··· DATASET ENTRIES ···

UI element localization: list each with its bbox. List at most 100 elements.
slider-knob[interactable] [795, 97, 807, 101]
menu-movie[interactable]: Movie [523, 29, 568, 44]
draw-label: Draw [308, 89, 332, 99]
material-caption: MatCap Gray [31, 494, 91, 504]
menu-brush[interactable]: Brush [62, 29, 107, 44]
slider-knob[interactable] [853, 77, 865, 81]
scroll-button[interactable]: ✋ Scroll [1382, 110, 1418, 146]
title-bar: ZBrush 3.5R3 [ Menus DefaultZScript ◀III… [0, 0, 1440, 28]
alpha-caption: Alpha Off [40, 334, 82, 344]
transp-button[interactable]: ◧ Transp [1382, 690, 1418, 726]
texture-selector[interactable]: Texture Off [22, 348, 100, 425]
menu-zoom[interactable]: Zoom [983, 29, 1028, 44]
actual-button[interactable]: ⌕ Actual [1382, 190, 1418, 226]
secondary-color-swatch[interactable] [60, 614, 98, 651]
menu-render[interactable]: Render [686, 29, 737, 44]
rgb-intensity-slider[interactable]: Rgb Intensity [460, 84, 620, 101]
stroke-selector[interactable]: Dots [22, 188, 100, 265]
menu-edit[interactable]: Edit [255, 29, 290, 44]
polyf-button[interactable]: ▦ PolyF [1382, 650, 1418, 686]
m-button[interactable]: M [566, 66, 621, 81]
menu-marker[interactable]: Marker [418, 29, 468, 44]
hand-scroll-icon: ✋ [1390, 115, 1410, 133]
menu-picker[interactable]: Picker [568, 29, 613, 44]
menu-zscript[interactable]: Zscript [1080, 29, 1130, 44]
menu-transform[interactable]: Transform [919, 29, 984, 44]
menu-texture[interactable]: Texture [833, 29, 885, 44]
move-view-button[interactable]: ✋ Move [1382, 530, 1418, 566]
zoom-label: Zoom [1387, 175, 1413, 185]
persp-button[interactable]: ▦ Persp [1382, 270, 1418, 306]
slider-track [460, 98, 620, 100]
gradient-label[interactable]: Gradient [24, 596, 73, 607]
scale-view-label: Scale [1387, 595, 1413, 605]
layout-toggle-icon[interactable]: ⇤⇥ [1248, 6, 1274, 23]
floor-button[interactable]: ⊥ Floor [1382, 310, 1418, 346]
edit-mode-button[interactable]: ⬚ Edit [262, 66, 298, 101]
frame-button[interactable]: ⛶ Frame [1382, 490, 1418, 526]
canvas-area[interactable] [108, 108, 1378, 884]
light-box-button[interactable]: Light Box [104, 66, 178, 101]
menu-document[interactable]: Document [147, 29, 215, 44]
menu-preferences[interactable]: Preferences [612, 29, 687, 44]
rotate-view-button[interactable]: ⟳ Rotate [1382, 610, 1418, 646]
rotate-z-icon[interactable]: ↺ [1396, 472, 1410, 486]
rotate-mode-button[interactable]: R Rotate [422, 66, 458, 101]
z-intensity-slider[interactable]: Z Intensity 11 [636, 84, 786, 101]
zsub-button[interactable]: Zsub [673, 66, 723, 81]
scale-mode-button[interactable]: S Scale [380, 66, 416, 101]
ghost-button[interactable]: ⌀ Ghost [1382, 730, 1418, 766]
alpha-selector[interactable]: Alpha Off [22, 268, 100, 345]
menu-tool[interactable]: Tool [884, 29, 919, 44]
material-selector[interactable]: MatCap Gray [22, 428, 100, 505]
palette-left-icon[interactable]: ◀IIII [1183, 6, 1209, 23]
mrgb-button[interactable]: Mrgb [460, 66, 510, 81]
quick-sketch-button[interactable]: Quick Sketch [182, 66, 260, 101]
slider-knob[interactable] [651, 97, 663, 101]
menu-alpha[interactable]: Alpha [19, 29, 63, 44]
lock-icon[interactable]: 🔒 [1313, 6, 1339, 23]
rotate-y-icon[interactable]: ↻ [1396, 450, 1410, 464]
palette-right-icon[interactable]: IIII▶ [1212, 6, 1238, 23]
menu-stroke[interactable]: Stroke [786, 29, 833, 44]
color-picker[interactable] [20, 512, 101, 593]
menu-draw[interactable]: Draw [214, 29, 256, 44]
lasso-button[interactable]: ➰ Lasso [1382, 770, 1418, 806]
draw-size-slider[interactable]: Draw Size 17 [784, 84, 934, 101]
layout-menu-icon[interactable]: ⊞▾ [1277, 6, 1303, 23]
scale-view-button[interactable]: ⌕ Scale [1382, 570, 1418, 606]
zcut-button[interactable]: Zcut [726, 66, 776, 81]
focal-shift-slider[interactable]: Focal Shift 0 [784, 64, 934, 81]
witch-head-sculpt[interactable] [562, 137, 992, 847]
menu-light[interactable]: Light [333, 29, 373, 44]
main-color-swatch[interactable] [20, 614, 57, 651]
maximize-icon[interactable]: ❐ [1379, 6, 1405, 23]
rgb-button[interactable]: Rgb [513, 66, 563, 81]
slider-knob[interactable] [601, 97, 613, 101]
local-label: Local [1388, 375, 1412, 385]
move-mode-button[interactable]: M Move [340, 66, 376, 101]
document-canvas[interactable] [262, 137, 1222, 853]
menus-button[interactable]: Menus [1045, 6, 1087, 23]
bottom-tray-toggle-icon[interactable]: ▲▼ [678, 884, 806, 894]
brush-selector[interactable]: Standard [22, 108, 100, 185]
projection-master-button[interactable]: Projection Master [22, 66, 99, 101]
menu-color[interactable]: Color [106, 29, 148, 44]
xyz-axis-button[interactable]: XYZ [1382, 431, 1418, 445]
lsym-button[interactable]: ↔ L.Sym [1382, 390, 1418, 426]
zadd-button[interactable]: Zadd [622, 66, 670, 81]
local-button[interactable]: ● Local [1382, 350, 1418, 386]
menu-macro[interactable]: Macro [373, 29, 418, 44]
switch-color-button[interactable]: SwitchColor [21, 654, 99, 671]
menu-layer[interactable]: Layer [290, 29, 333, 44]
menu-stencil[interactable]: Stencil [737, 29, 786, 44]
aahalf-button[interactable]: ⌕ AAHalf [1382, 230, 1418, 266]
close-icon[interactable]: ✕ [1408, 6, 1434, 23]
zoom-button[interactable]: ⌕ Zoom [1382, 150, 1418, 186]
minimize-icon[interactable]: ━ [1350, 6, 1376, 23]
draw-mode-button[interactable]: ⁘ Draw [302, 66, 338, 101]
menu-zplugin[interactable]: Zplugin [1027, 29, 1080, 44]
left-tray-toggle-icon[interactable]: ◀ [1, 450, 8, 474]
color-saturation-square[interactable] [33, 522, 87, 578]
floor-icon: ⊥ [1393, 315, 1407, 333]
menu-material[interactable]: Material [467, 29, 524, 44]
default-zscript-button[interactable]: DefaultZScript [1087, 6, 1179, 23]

···

» **WHAT THE TASK REQUIRES**: Can you repeat every row above, word for word and in the same order?

» **WRITTEN ANSWER**:
UI element localization: list each with its bbox. List at most 100 elements.
slider-knob[interactable] [795, 97, 807, 101]
menu-movie[interactable]: Movie [523, 29, 568, 44]
draw-label: Draw [308, 89, 332, 99]
material-caption: MatCap Gray [31, 494, 91, 504]
menu-brush[interactable]: Brush [62, 29, 107, 44]
slider-knob[interactable] [853, 77, 865, 81]
scroll-button[interactable]: ✋ Scroll [1382, 110, 1418, 146]
title-bar: ZBrush 3.5R3 [ Menus DefaultZScript ◀III… [0, 0, 1440, 28]
alpha-caption: Alpha Off [40, 334, 82, 344]
transp-button[interactable]: ◧ Transp [1382, 690, 1418, 726]
texture-selector[interactable]: Texture Off [22, 348, 100, 425]
menu-zoom[interactable]: Zoom [983, 29, 1028, 44]
actual-button[interactable]: ⌕ Actual [1382, 190, 1418, 226]
secondary-color-swatch[interactable] [60, 614, 98, 651]
menu-render[interactable]: Render [686, 29, 737, 44]
rgb-intensity-slider[interactable]: Rgb Intensity [460, 84, 620, 101]
stroke-selector[interactable]: Dots [22, 188, 100, 265]
menu-edit[interactable]: Edit [255, 29, 290, 44]
polyf-button[interactable]: ▦ PolyF [1382, 650, 1418, 686]
m-button[interactable]: M [566, 66, 621, 81]
menu-marker[interactable]: Marker [418, 29, 468, 44]
hand-scroll-icon: ✋ [1390, 115, 1410, 133]
menu-picker[interactable]: Picker [568, 29, 613, 44]
menu-zscript[interactable]: Zscript [1080, 29, 1130, 44]
menu-transform[interactable]: Transform [919, 29, 984, 44]
menu-texture[interactable]: Texture [833, 29, 885, 44]
move-view-button[interactable]: ✋ Move [1382, 530, 1418, 566]
zoom-label: Zoom [1387, 175, 1413, 185]
persp-button[interactable]: ▦ Persp [1382, 270, 1418, 306]
slider-track [460, 98, 620, 100]
gradient-label[interactable]: Gradient [24, 596, 73, 607]
scale-view-label: Scale [1387, 595, 1413, 605]
layout-toggle-icon[interactable]: ⇤⇥ [1248, 6, 1274, 23]
floor-button[interactable]: ⊥ Floor [1382, 310, 1418, 346]
edit-mode-button[interactable]: ⬚ Edit [262, 66, 298, 101]
frame-button[interactable]: ⛶ Frame [1382, 490, 1418, 526]
canvas-area[interactable] [108, 108, 1378, 884]
light-box-button[interactable]: Light Box [104, 66, 178, 101]
menu-document[interactable]: Document [147, 29, 215, 44]
menu-preferences[interactable]: Preferences [612, 29, 687, 44]
rotate-view-button[interactable]: ⟳ Rotate [1382, 610, 1418, 646]
rotate-z-icon[interactable]: ↺ [1396, 472, 1410, 486]
rotate-mode-button[interactable]: R Rotate [422, 66, 458, 101]
z-intensity-slider[interactable]: Z Intensity 11 [636, 84, 786, 101]
zsub-button[interactable]: Zsub [673, 66, 723, 81]
scale-mode-button[interactable]: S Scale [380, 66, 416, 101]
ghost-button[interactable]: ⌀ Ghost [1382, 730, 1418, 766]
alpha-selector[interactable]: Alpha Off [22, 268, 100, 345]
menu-tool[interactable]: Tool [884, 29, 919, 44]
material-selector[interactable]: MatCap Gray [22, 428, 100, 505]
palette-left-icon[interactable]: ◀IIII [1183, 6, 1209, 23]
mrgb-button[interactable]: Mrgb [460, 66, 510, 81]
quick-sketch-button[interactable]: Quick Sketch [182, 66, 260, 101]
slider-knob[interactable] [651, 97, 663, 101]
menu-alpha[interactable]: Alpha [19, 29, 63, 44]
lock-icon[interactable]: 🔒 [1313, 6, 1339, 23]
rotate-y-icon[interactable]: ↻ [1396, 450, 1410, 464]
palette-right-icon[interactable]: IIII▶ [1212, 6, 1238, 23]
menu-stroke[interactable]: Stroke [786, 29, 833, 44]
color-picker[interactable] [20, 512, 101, 593]
menu-draw[interactable]: Draw [214, 29, 256, 44]
lasso-button[interactable]: ➰ Lasso [1382, 770, 1418, 806]
draw-size-slider[interactable]: Draw Size 17 [784, 84, 934, 101]
layout-menu-icon[interactable]: ⊞▾ [1277, 6, 1303, 23]
scale-view-button[interactable]: ⌕ Scale [1382, 570, 1418, 606]
zcut-button[interactable]: Zcut [726, 66, 776, 81]
focal-shift-slider[interactable]: Focal Shift 0 [784, 64, 934, 81]
witch-head-sculpt[interactable] [562, 137, 992, 847]
menu-light[interactable]: Light [333, 29, 373, 44]
main-color-swatch[interactable] [20, 614, 57, 651]
maximize-icon[interactable]: ❐ [1379, 6, 1405, 23]
rgb-button[interactable]: Rgb [513, 66, 563, 81]
slider-knob[interactable] [601, 97, 613, 101]
local-label: Local [1388, 375, 1412, 385]
move-mode-button[interactable]: M Move [340, 66, 376, 101]
document-canvas[interactable] [262, 137, 1222, 853]
menus-button[interactable]: Menus [1045, 6, 1087, 23]
bottom-tray-toggle-icon[interactable]: ▲▼ [678, 884, 806, 894]
brush-selector[interactable]: Standard [22, 108, 100, 185]
projection-master-button[interactable]: Projection Master [22, 66, 99, 101]
menu-color[interactable]: Color [106, 29, 148, 44]
xyz-axis-button[interactable]: XYZ [1382, 431, 1418, 445]
lsym-button[interactable]: ↔ L.Sym [1382, 390, 1418, 426]
zadd-button[interactable]: Zadd [622, 66, 670, 81]
local-button[interactable]: ● Local [1382, 350, 1418, 386]
menu-macro[interactable]: Macro [373, 29, 418, 44]
switch-color-button[interactable]: SwitchColor [21, 654, 99, 671]
menu-layer[interactable]: Layer [290, 29, 333, 44]
menu-stencil[interactable]: Stencil [737, 29, 786, 44]
aahalf-button[interactable]: ⌕ AAHalf [1382, 230, 1418, 266]
close-icon[interactable]: ✕ [1408, 6, 1434, 23]
zoom-button[interactable]: ⌕ Zoom [1382, 150, 1418, 186]
minimize-icon[interactable]: ━ [1350, 6, 1376, 23]
draw-mode-button[interactable]: ⁘ Draw [302, 66, 338, 101]
menu-zplugin[interactable]: Zplugin [1027, 29, 1080, 44]
left-tray-toggle-icon[interactable]: ◀ [1, 450, 8, 474]
color-saturation-square[interactable] [33, 522, 87, 578]
floor-icon: ⊥ [1393, 315, 1407, 333]
menu-material[interactable]: Material [467, 29, 524, 44]
default-zscript-button[interactable]: DefaultZScript [1087, 6, 1179, 23]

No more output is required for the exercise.